--- Start of Records to use ---

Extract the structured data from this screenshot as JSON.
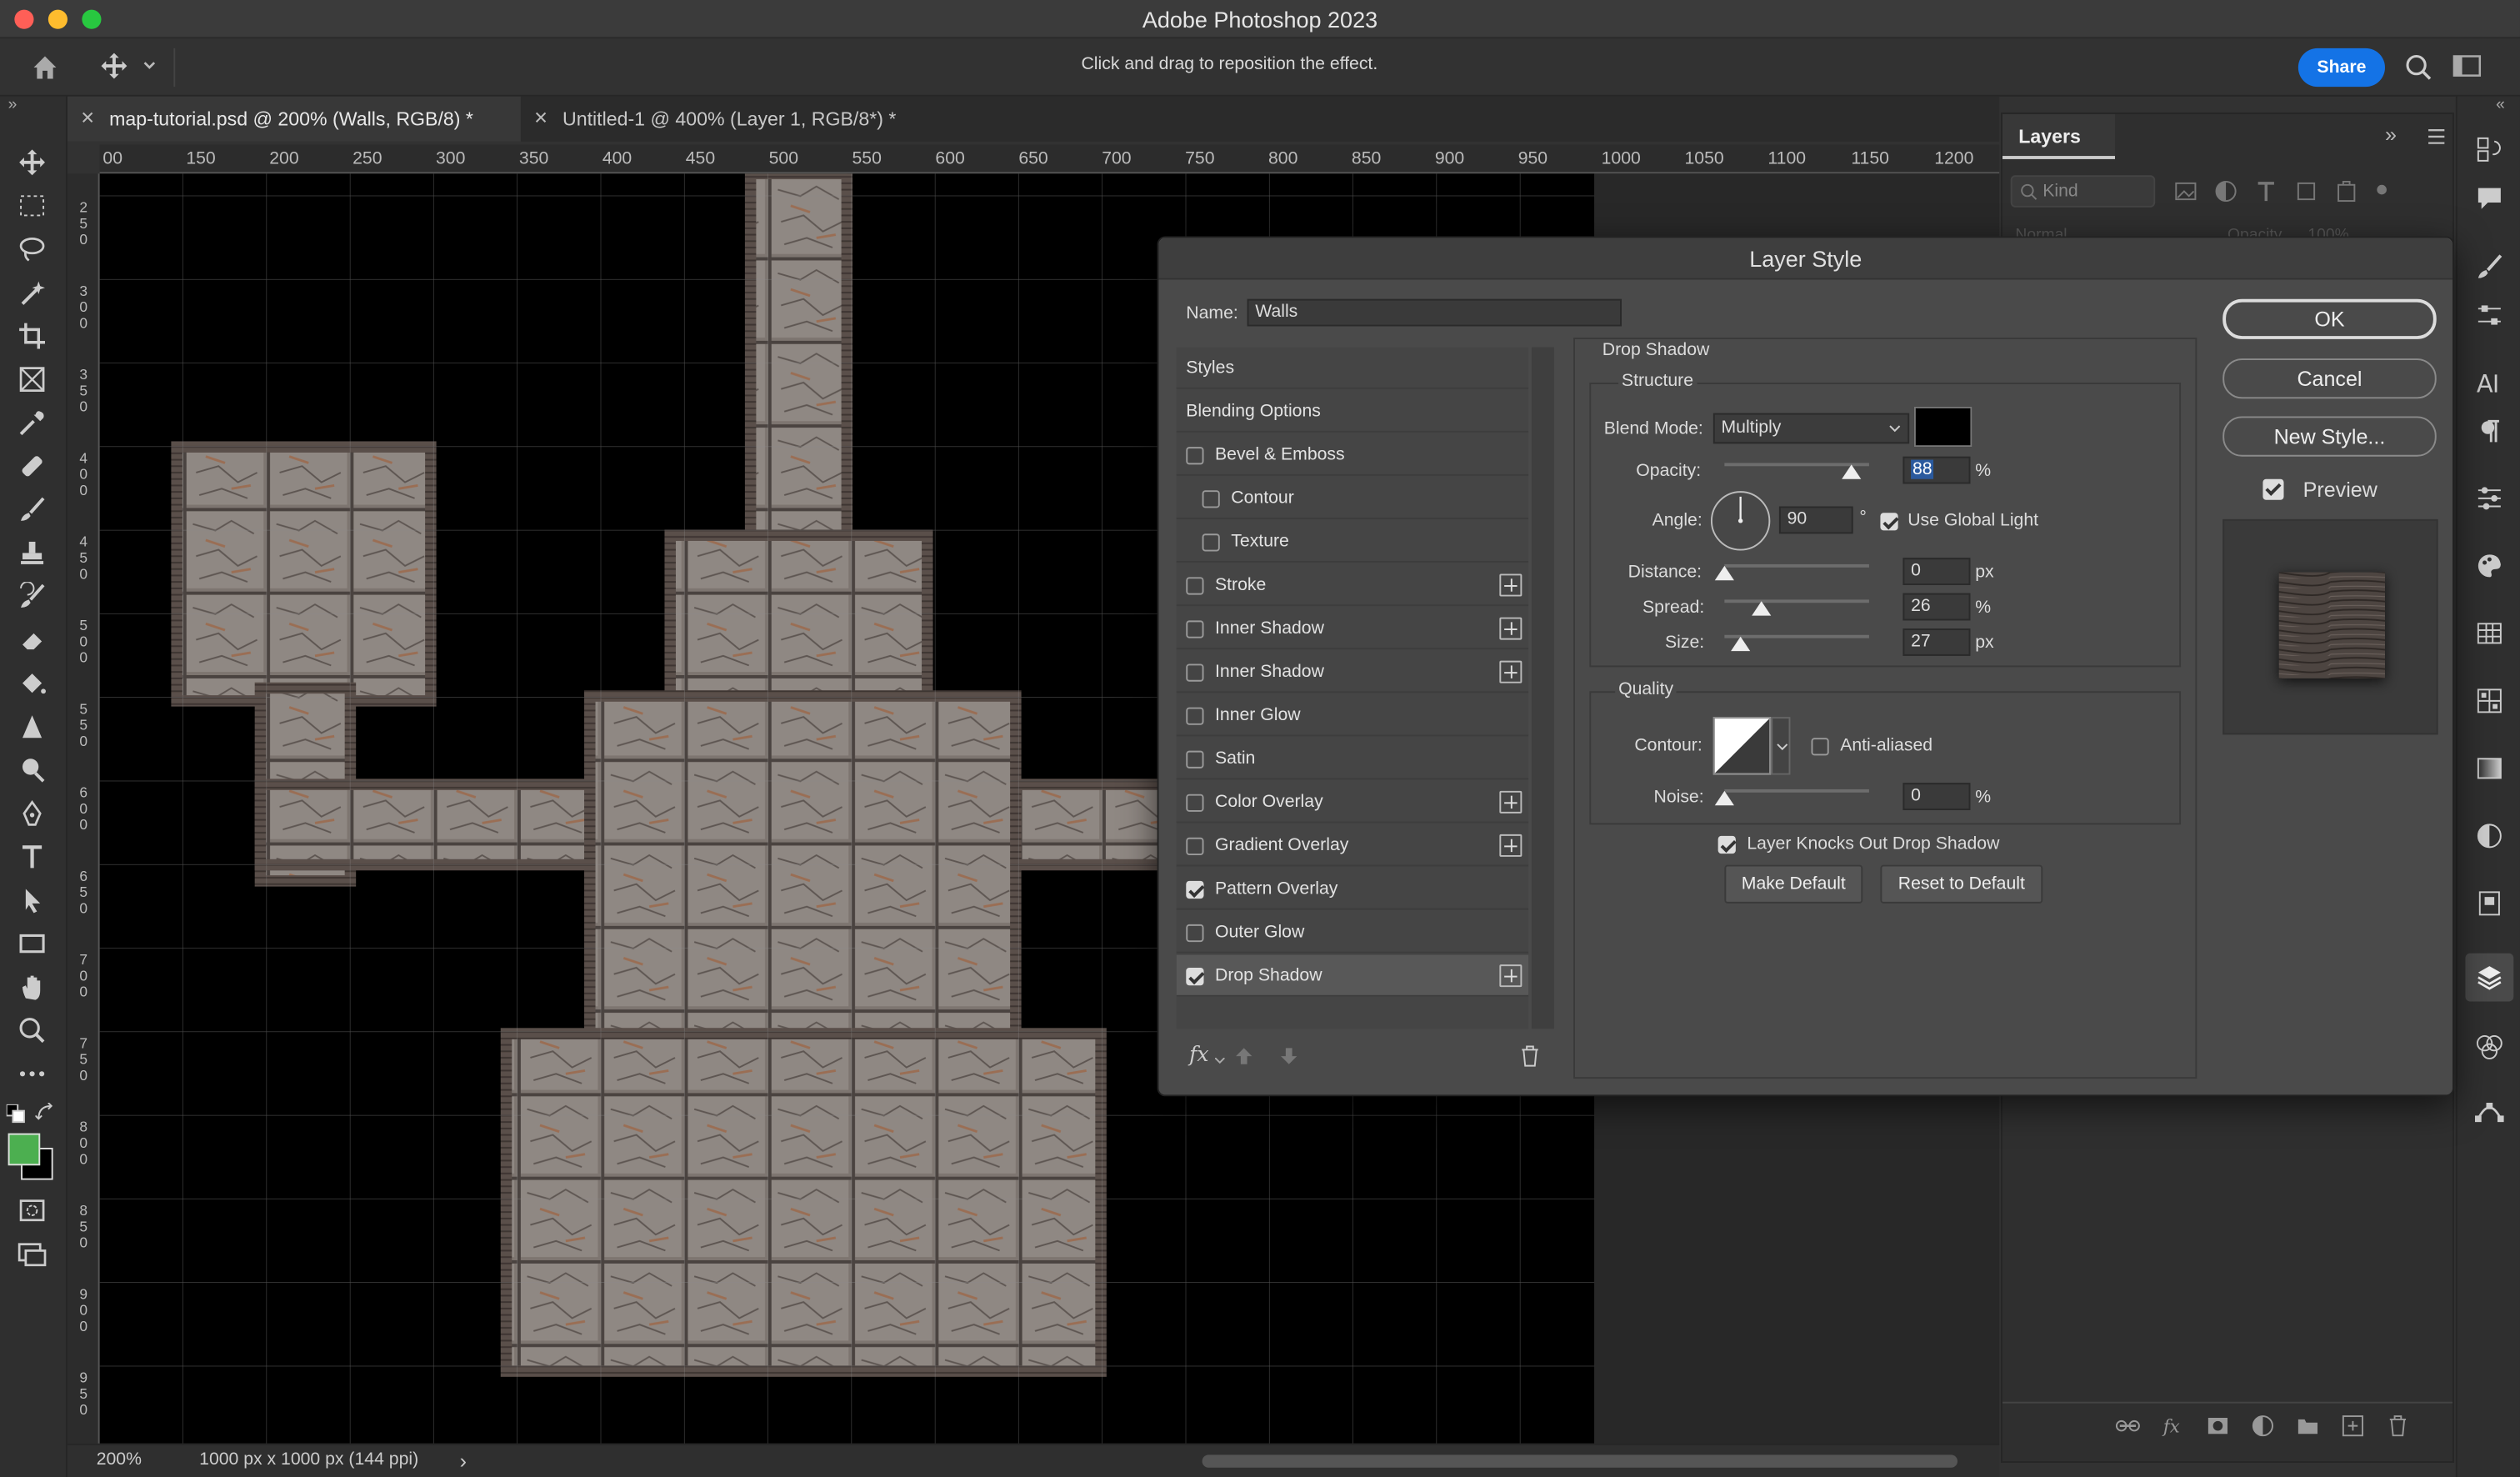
{
  "app": {
    "title": "Adobe Photoshop 2023"
  },
  "options_bar": {
    "hint": "Click and drag to reposition the effect.",
    "share_label": "Share"
  },
  "tabs": [
    {
      "label": "map-tutorial.psd @ 200% (Walls, RGB/8) *",
      "active": true
    },
    {
      "label": "Untitled-1 @ 400% (Layer 1, RGB/8*) *",
      "active": false
    }
  ],
  "ruler": {
    "top": [
      "00",
      "150",
      "200",
      "250",
      "300",
      "350",
      "400",
      "450",
      "500",
      "550",
      "600",
      "650",
      "700",
      "750",
      "800",
      "850",
      "900",
      "950",
      "1000",
      "1050",
      "1100",
      "1150",
      "1200"
    ],
    "left": [
      "250",
      "300",
      "350",
      "400",
      "450",
      "500",
      "550",
      "600",
      "650",
      "700",
      "750",
      "800",
      "850",
      "900",
      "950"
    ]
  },
  "status": {
    "zoom": "200%",
    "doc_info": "1000 px x 1000 px (144 ppi)",
    "arrow": "›"
  },
  "layers_panel": {
    "title": "Layers",
    "filter_placeholder": "Kind",
    "blend_mode": "Normal",
    "opacity_label": "Opacity",
    "opacity_value": "100%"
  },
  "dialog": {
    "title": "Layer Style",
    "name_label": "Name:",
    "name_value": "Walls",
    "styles": [
      {
        "label": "Styles",
        "checkbox": false,
        "checked": false,
        "plus": false,
        "indent": 0
      },
      {
        "label": "Blending Options",
        "checkbox": false,
        "checked": false,
        "plus": false,
        "indent": 0
      },
      {
        "label": "Bevel & Emboss",
        "checkbox": true,
        "checked": false,
        "plus": false,
        "indent": 1
      },
      {
        "label": "Contour",
        "checkbox": true,
        "checked": false,
        "plus": false,
        "indent": 2
      },
      {
        "label": "Texture",
        "checkbox": true,
        "checked": false,
        "plus": false,
        "indent": 2
      },
      {
        "label": "Stroke",
        "checkbox": true,
        "checked": false,
        "plus": true,
        "indent": 1
      },
      {
        "label": "Inner Shadow",
        "checkbox": true,
        "checked": false,
        "plus": true,
        "indent": 1
      },
      {
        "label": "Inner Shadow",
        "checkbox": true,
        "checked": false,
        "plus": true,
        "indent": 1
      },
      {
        "label": "Inner Glow",
        "checkbox": true,
        "checked": false,
        "plus": false,
        "indent": 1
      },
      {
        "label": "Satin",
        "checkbox": true,
        "checked": false,
        "plus": false,
        "indent": 1
      },
      {
        "label": "Color Overlay",
        "checkbox": true,
        "checked": false,
        "plus": true,
        "indent": 1
      },
      {
        "label": "Gradient Overlay",
        "checkbox": true,
        "checked": false,
        "plus": true,
        "indent": 1
      },
      {
        "label": "Pattern Overlay",
        "checkbox": true,
        "checked": true,
        "plus": false,
        "indent": 1
      },
      {
        "label": "Outer Glow",
        "checkbox": true,
        "checked": false,
        "plus": false,
        "indent": 1
      },
      {
        "label": "Drop Shadow",
        "checkbox": true,
        "checked": true,
        "plus": true,
        "indent": 1,
        "selected": true
      }
    ],
    "fx_label": "fx",
    "section_title": "Drop Shadow",
    "structure": {
      "title": "Structure",
      "blend_mode_label": "Blend Mode:",
      "blend_mode_value": "Multiply",
      "shadow_color": "#000000",
      "opacity_label": "Opacity:",
      "opacity_value": "88",
      "opacity_level": 0.88,
      "percent": "%",
      "angle_label": "Angle:",
      "angle_value": "90",
      "degree": "°",
      "use_global_light_label": "Use Global Light",
      "use_global_light": true,
      "distance_label": "Distance:",
      "distance_value": "0",
      "distance_level": 0,
      "spread_label": "Spread:",
      "spread_value": "26",
      "spread_level": 0.26,
      "size_label": "Size:",
      "size_value": "27",
      "size_level": 0.108,
      "px": "px"
    },
    "quality": {
      "title": "Quality",
      "contour_label": "Contour:",
      "anti_aliased_label": "Anti-aliased",
      "anti_aliased": false,
      "noise_label": "Noise:",
      "noise_value": "0",
      "noise_level": 0
    },
    "knocks_out_label": "Layer Knocks Out Drop Shadow",
    "knocks_out": true,
    "make_default_label": "Make Default",
    "reset_default_label": "Reset to Default",
    "ok_label": "OK",
    "cancel_label": "Cancel",
    "new_style_label": "New Style...",
    "preview_label": "Preview",
    "preview": true
  },
  "colors": {
    "accent": "#1473e6",
    "foreground_swatch": "#4caf50",
    "background_swatch": "#000000"
  }
}
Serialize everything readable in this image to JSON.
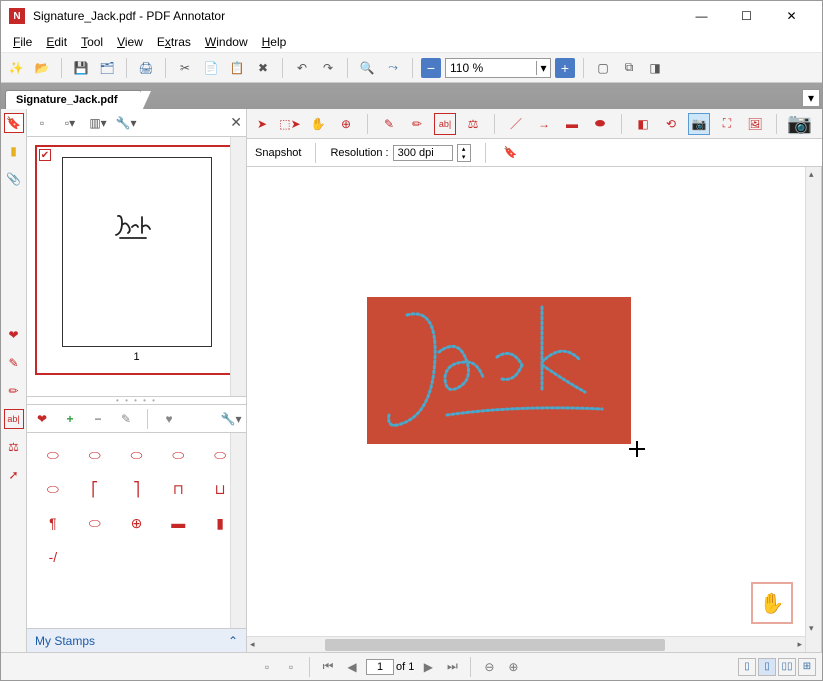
{
  "window": {
    "title": "Signature_Jack.pdf - PDF Annotator",
    "min": "—",
    "max": "☐",
    "close": "✕"
  },
  "menu": {
    "file": "File",
    "edit": "Edit",
    "tool": "Tool",
    "view": "View",
    "extras": "Extras",
    "window": "Window",
    "help": "Help"
  },
  "toolbar": {
    "zoom_value": "110 %"
  },
  "tab": {
    "label": "Signature_Jack.pdf"
  },
  "thumb": {
    "page_num": "1",
    "signature_text": "Jack"
  },
  "stamps": {
    "header": "My Stamps",
    "dash_item": "-/"
  },
  "snapshot": {
    "label": "Snapshot",
    "resolution_label": "Resolution :",
    "resolution_value": "300 dpi"
  },
  "canvas": {
    "signature": "Jack"
  },
  "status": {
    "page_current": "1",
    "page_of_total": "of 1"
  }
}
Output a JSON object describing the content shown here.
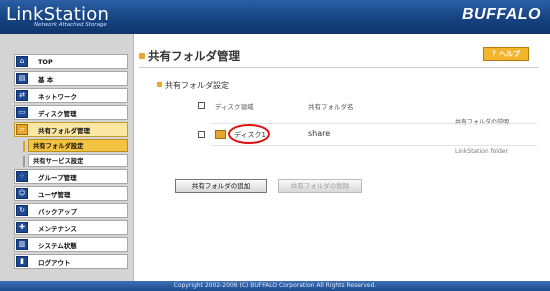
{
  "header": {
    "logo": "LinkStation",
    "logo_sub": "Network Attached Storage",
    "brand": "BUFFALO"
  },
  "sidebar": {
    "items": [
      {
        "label": "TOP",
        "icon": "home-icon"
      },
      {
        "label": "基 本",
        "icon": "basic-settings-icon"
      },
      {
        "label": "ネットワーク",
        "icon": "network-icon"
      },
      {
        "label": "ディスク管理",
        "icon": "disk-icon"
      },
      {
        "label": "共有フォルダ管理",
        "icon": "folder-icon",
        "active": true
      },
      {
        "label": "共有フォルダ設定",
        "sub": true,
        "selected": true
      },
      {
        "label": "共有サービス設定",
        "sub": true
      },
      {
        "label": "グループ管理",
        "icon": "group-icon"
      },
      {
        "label": "ユーザ管理",
        "icon": "user-icon"
      },
      {
        "label": "バックアップ",
        "icon": "backup-icon"
      },
      {
        "label": "メンテナンス",
        "icon": "maintenance-icon"
      },
      {
        "label": "システム状態",
        "icon": "system-status-icon"
      },
      {
        "label": "ログアウト",
        "icon": "logout-icon"
      }
    ]
  },
  "main": {
    "title": "共有フォルダ管理",
    "help_label": "？ヘルプ",
    "section_title": "共有フォルダ設定",
    "table": {
      "header_disk": "ディスク領域",
      "header_share": "共有フォルダ名",
      "header_desc": "共有フォルダの説明",
      "rows": [
        {
          "disk": "ディスク1",
          "share": "share",
          "description": "LinkStation folder"
        }
      ]
    },
    "add_button": "共有フォルダの追加",
    "delete_button": "共有フォルダの削除"
  },
  "footer": {
    "copyright": "Copyright 2002-2006 (C) BUFFALO Corporation All Rights Reserved."
  },
  "colors": {
    "header_blue": "#164381",
    "accent_orange": "#f1a626",
    "highlight_red": "#e01010"
  }
}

--- End of Records to use ---

_Written problem:_ Tell how many lines of the records above hold the string "Overlay". Give no other text.

_Response to the exercise:_ 3